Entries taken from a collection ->
** Begin **

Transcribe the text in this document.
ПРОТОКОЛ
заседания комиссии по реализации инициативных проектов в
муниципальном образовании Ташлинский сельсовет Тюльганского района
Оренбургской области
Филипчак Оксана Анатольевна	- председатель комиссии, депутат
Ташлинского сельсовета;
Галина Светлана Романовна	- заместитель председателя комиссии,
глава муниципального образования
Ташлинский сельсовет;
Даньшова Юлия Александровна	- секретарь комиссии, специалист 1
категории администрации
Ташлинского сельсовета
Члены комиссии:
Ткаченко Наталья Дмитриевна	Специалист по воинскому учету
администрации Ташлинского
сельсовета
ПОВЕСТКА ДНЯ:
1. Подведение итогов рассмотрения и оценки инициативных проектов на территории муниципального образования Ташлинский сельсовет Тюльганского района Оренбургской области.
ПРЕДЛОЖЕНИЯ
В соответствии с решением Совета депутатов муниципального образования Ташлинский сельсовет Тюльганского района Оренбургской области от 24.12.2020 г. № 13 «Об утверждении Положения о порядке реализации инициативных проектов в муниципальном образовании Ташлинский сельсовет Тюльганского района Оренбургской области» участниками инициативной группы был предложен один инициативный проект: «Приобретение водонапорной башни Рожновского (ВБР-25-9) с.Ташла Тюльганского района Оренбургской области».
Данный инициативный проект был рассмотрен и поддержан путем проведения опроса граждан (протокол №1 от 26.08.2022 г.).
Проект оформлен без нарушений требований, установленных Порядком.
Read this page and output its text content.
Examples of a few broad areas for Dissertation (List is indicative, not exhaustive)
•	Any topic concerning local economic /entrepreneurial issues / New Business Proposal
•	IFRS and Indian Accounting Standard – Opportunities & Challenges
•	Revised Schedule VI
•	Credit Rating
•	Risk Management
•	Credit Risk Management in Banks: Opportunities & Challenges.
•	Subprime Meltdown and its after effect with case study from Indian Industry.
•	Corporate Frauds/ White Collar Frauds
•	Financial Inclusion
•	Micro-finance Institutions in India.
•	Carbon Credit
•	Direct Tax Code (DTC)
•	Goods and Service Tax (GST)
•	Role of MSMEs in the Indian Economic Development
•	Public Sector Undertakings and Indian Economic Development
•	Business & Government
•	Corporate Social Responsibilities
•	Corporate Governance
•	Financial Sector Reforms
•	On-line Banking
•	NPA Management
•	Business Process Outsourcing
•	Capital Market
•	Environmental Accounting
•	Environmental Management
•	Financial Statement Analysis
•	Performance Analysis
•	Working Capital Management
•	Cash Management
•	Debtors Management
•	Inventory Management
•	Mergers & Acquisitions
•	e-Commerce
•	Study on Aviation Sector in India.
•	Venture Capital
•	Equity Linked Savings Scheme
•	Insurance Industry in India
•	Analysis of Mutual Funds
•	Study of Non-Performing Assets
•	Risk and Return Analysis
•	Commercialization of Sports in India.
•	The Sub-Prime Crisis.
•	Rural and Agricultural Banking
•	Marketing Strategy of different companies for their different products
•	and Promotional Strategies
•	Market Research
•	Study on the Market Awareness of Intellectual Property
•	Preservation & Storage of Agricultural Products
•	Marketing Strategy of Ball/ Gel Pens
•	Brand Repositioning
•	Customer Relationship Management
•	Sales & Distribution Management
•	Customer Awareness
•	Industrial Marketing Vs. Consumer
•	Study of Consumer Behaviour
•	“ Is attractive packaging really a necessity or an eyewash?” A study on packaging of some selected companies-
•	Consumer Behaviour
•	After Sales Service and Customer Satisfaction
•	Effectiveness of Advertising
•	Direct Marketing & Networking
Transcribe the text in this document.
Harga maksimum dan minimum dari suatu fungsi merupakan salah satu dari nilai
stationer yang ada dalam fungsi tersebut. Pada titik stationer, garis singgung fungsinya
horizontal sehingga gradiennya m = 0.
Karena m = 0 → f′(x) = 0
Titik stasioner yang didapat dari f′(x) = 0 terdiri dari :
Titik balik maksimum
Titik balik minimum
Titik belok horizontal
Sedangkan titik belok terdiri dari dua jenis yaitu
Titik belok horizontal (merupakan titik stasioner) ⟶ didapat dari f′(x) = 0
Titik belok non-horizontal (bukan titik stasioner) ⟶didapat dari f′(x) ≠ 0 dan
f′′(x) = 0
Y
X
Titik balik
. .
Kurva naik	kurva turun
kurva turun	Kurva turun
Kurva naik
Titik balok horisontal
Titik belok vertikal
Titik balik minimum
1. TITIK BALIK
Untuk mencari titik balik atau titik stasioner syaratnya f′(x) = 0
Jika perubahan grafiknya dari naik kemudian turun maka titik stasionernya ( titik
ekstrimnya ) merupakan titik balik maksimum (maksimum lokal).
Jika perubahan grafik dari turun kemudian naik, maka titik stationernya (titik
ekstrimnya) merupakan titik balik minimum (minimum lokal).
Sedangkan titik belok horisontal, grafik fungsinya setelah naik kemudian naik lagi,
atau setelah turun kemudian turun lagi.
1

** End **

TASK STATEMENT -> Using the data above, repeat every line exactly.

ANSWER TO THIS EXERCISE ->
Transcribe the text in this document.
ПРОТОКОЛ
заседания комиссии по реализации инициативных проектов в
муниципальном образовании Ташлинский сельсовет Тюльганского района
Оренбургской области
Филипчак Оксана Анатольевна	- председатель комиссии, депутат
Ташлинского сельсовета;
Галина Светлана Романовна	- заместитель председателя комиссии,
глава муниципального образования
Ташлинский сельсовет;
Даньшова Юлия Александровна	- секретарь комиссии, специалист 1
категории администрации
Ташлинского сельсовета
Члены комиссии:
Ткаченко Наталья Дмитриевна	Специалист по воинскому учету
администрации Ташлинского
сельсовета
ПОВЕСТКА ДНЯ:
1. Подведение итогов рассмотрения и оценки инициативных проектов на территории муниципального образования Ташлинский сельсовет Тюльганского района Оренбургской области.
ПРЕДЛОЖЕНИЯ
В соответствии с решением Совета депутатов муниципального образования Ташлинский сельсовет Тюльганского района Оренбургской области от 24.12.2020 г. № 13 «Об утверждении Положения о порядке реализации инициативных проектов в муниципальном образовании Ташлинский сельсовет Тюльганского района Оренбургской области» участниками инициативной группы был предложен один инициативный проект: «Приобретение водонапорной башни Рожновского (ВБР-25-9) с.Ташла Тюльганского района Оренбургской области».
Данный инициативный проект был рассмотрен и поддержан путем проведения опроса граждан (протокол №1 от 26.08.2022 г.).
Проект оформлен без нарушений требований, установленных Порядком.
Read this page and output its text content.
Examples of a few broad areas for Dissertation (List is indicative, not exhaustive)
•	Any topic concerning local economic /entrepreneurial issues / New Business Proposal
•	IFRS and Indian Accounting Standard – Opportunities & Challenges
•	Revised Schedule VI
•	Credit Rating
•	Risk Management
•	Credit Risk Management in Banks: Opportunities & Challenges.
•	Subprime Meltdown and its after effect with case study from Indian Industry.
•	Corporate Frauds/ White Collar Frauds
•	Financial Inclusion
•	Micro-finance Institutions in India.
•	Carbon Credit
•	Direct Tax Code (DTC)
•	Goods and Service Tax (GST)
•	Role of MSMEs in the Indian Economic Development
•	Public Sector Undertakings and Indian Economic Development
•	Business & Government
•	Corporate Social Responsibilities
•	Corporate Governance
•	Financial Sector Reforms
•	On-line Banking
•	NPA Management
•	Business Process Outsourcing
•	Capital Market
•	Environmental Accounting
•	Environmental Management
•	Financial Statement Analysis
•	Performance Analysis
•	Working Capital Management
•	Cash Management
•	Debtors Management
•	Inventory Management
•	Mergers & Acquisitions
•	e-Commerce
•	Study on Aviation Sector in India.
•	Venture Capital
•	Equity Linked Savings Scheme
•	Insurance Industry in India
•	Analysis of Mutual Funds
•	Study of Non-Performing Assets
•	Risk and Return Analysis
•	Commercialization of Sports in India.
•	The Sub-Prime Crisis.
•	Rural and Agricultural Banking
•	Marketing Strategy of different companies for their different products
•	and Promotional Strategies
•	Market Research
•	Study on the Market Awareness of Intellectual Property
•	Preservation & Storage of Agricultural Products
•	Marketing Strategy of Ball/ Gel Pens
•	Brand Repositioning
•	Customer Relationship Management
•	Sales & Distribution Management
•	Customer Awareness
•	Industrial Marketing Vs. Consumer
•	Study of Consumer Behaviour
•	“ Is attractive packaging really a necessity or an eyewash?” A study on packaging of some selected companies-
•	Consumer Behaviour
•	After Sales Service and Customer Satisfaction
•	Effectiveness of Advertising
•	Direct Marketing & Networking
Transcribe the text in this document.
Harga maksimum dan minimum dari suatu fungsi merupakan salah satu dari nilai
stationer yang ada dalam fungsi tersebut. Pada titik stationer, garis singgung fungsinya
horizontal sehingga gradiennya m = 0.
Karena m = 0 → f′(x) = 0
Titik stasioner yang didapat dari f′(x) = 0 terdiri dari :
Titik balik maksimum
Titik balik minimum
Titik belok horizontal
Sedangkan titik belok terdiri dari dua jenis yaitu
Titik belok horizontal (merupakan titik stasioner) ⟶ didapat dari f′(x) = 0
Titik belok non-horizontal (bukan titik stasioner) ⟶didapat dari f′(x) ≠ 0 dan
f′′(x) = 0
Y
X
Titik balik
. .
Kurva naik	kurva turun
kurva turun	Kurva turun
Kurva naik
Titik balok horisontal
Titik belok vertikal
Titik balik minimum
1. TITIK BALIK
Untuk mencari titik balik atau titik stasioner syaratnya f′(x) = 0
Jika perubahan grafiknya dari naik kemudian turun maka titik stasionernya ( titik
ekstrimnya ) merupakan titik balik maksimum (maksimum lokal).
Jika perubahan grafik dari turun kemudian naik, maka titik stationernya (titik
ekstrimnya) merupakan titik balik minimum (minimum lokal).
Sedangkan titik belok horisontal, grafik fungsinya setelah naik kemudian naik lagi,
atau setelah turun kemudian turun lagi.
1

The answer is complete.